■ **Your goal**
Using the data beneath, show every line that includes the word "PickFood".
--- start Dataset content ---
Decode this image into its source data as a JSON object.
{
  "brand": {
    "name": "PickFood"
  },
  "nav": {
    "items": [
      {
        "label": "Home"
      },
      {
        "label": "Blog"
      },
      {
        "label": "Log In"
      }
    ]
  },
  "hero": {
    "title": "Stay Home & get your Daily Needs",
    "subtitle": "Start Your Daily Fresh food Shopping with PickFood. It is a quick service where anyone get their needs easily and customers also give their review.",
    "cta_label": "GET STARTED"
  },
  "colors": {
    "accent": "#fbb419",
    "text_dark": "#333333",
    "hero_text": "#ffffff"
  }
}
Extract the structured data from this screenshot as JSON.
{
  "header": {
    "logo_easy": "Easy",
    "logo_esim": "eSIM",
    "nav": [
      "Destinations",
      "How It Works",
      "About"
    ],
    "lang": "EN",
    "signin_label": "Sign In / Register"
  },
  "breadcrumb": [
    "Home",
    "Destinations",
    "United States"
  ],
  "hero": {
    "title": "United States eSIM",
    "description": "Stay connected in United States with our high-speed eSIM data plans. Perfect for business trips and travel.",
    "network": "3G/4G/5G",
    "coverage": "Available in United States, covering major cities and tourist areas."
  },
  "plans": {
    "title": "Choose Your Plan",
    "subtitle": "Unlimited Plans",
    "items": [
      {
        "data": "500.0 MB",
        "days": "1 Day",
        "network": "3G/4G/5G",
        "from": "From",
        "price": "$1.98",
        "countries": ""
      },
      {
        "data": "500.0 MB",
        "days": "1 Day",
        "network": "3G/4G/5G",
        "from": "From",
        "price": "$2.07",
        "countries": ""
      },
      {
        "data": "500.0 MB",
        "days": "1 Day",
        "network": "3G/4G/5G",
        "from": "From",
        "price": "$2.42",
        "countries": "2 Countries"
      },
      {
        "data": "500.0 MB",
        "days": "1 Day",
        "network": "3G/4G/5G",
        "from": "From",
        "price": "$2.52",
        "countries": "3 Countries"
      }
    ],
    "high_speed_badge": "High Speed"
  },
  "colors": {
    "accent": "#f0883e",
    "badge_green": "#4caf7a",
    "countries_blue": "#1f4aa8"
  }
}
--- end Dataset content ---
■ **Task solution**
    "name": "PickFood"
    "subtitle": "Start Your Daily Fresh food Shopping with PickFood. It is a quick service where anyone get their needs easily and customers also give their review.",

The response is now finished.